▶ WHAT YOU WILL DO:
Copy out every line containing the word "JSON".

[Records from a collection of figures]
···

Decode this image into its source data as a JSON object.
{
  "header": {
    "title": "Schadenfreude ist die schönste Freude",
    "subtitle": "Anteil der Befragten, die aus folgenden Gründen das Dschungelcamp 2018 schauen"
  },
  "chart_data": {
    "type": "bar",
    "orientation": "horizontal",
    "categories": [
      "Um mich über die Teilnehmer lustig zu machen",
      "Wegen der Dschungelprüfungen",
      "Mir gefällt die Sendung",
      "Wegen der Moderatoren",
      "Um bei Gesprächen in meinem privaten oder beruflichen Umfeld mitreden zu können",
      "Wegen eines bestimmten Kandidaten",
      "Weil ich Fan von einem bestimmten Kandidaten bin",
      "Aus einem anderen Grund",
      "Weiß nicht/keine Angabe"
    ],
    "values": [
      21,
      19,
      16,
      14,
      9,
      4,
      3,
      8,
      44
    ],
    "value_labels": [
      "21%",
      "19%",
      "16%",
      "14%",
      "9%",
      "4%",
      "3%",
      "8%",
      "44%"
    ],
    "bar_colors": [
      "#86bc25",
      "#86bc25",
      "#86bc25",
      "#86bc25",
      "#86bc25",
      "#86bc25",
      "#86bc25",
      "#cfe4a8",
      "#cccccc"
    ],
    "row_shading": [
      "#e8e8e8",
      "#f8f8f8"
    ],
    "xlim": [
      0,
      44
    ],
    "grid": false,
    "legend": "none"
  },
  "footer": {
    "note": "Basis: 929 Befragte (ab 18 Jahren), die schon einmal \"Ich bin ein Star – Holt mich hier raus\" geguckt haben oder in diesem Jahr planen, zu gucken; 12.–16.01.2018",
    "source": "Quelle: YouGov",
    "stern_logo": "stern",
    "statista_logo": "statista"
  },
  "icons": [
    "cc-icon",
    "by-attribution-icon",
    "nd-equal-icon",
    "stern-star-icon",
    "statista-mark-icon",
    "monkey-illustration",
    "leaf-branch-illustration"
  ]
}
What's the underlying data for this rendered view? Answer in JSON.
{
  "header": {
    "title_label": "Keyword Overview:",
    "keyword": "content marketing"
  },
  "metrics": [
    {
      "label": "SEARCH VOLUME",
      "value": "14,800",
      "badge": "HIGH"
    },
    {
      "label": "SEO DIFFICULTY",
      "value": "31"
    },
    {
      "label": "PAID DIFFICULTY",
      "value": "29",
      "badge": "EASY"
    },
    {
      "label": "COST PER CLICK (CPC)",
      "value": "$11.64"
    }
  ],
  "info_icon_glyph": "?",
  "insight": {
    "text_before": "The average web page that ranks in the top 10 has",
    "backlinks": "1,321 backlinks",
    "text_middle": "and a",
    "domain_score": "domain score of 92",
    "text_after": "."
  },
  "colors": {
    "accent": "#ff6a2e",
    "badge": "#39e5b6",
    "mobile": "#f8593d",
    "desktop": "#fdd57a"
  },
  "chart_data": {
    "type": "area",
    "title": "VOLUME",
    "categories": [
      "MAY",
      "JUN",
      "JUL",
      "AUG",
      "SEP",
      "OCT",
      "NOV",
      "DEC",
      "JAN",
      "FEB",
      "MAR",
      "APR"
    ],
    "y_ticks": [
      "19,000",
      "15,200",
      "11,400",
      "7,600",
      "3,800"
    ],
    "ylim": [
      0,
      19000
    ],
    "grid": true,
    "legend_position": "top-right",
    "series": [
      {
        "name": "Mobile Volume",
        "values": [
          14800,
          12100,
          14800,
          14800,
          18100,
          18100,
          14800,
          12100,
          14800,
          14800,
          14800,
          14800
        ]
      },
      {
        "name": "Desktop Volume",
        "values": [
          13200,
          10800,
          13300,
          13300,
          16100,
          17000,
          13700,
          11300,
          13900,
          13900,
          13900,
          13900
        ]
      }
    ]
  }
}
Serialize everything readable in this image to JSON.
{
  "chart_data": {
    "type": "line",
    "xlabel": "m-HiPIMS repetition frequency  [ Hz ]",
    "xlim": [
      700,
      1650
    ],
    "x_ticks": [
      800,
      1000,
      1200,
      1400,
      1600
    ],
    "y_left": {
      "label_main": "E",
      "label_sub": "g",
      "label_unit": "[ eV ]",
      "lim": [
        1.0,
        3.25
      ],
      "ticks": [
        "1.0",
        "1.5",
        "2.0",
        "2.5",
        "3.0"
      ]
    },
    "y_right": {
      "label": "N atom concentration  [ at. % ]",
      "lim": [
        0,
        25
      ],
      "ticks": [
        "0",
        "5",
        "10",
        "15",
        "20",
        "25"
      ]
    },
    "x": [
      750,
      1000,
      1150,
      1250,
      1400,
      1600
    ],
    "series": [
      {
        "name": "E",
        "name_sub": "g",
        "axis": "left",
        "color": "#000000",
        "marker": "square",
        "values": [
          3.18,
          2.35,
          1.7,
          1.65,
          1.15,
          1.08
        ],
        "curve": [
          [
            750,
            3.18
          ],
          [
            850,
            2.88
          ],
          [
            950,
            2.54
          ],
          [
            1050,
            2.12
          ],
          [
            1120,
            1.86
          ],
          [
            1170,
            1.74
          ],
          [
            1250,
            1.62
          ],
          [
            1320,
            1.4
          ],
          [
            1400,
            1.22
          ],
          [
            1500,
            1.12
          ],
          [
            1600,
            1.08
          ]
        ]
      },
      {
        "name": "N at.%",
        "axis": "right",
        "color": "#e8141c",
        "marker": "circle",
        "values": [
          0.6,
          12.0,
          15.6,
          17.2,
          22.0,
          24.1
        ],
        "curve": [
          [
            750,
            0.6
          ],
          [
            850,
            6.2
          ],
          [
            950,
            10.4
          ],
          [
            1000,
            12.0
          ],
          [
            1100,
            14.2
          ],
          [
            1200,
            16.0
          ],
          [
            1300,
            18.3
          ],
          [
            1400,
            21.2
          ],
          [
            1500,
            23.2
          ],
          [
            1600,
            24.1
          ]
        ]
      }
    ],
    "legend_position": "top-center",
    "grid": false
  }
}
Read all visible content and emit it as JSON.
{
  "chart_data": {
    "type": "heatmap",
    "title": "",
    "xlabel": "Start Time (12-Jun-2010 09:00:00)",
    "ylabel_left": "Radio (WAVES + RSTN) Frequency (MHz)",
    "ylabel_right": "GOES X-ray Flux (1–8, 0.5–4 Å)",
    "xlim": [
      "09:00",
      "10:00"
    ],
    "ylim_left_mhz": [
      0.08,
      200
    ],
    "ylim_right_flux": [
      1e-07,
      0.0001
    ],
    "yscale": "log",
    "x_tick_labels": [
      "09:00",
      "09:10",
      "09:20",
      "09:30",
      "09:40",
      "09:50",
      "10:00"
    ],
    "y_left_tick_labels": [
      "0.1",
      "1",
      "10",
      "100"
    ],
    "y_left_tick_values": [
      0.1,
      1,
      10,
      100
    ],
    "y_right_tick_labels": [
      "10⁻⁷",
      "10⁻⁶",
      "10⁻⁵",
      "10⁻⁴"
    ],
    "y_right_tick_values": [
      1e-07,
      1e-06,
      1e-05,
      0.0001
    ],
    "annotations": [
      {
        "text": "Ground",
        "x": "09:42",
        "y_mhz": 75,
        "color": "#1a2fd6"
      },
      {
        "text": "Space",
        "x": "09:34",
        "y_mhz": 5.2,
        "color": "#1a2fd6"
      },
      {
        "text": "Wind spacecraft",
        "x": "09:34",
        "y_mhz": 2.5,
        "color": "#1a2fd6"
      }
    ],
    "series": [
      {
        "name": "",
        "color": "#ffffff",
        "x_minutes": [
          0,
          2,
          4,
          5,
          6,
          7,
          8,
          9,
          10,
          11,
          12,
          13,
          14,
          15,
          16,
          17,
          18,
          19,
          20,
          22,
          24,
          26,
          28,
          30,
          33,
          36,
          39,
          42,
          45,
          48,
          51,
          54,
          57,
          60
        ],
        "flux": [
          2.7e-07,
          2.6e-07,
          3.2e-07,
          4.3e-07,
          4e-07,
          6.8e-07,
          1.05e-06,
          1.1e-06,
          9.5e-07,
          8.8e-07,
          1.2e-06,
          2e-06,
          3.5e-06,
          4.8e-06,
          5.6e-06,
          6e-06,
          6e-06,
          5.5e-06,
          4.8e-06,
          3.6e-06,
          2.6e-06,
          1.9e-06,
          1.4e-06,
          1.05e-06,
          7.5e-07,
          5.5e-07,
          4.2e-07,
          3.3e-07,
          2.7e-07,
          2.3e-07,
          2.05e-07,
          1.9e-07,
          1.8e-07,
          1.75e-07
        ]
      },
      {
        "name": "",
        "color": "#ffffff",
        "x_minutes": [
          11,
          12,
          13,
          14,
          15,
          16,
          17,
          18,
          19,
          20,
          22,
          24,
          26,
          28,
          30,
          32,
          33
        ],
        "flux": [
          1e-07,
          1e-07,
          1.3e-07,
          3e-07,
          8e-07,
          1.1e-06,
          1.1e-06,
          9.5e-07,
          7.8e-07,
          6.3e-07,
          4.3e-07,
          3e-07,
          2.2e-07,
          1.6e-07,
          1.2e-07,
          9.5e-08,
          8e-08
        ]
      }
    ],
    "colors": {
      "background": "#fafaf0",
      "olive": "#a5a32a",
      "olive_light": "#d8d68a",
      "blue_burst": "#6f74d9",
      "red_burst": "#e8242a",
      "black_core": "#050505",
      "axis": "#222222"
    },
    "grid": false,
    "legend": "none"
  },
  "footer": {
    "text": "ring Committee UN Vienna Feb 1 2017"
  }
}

···

▶ FULL RESPONSE:
Decode this image into its source data as a JSON object.
What's the underlying data for this rendered view? Answer in JSON.
Serialize everything readable in this image to JSON.
Read all visible content and emit it as JSON.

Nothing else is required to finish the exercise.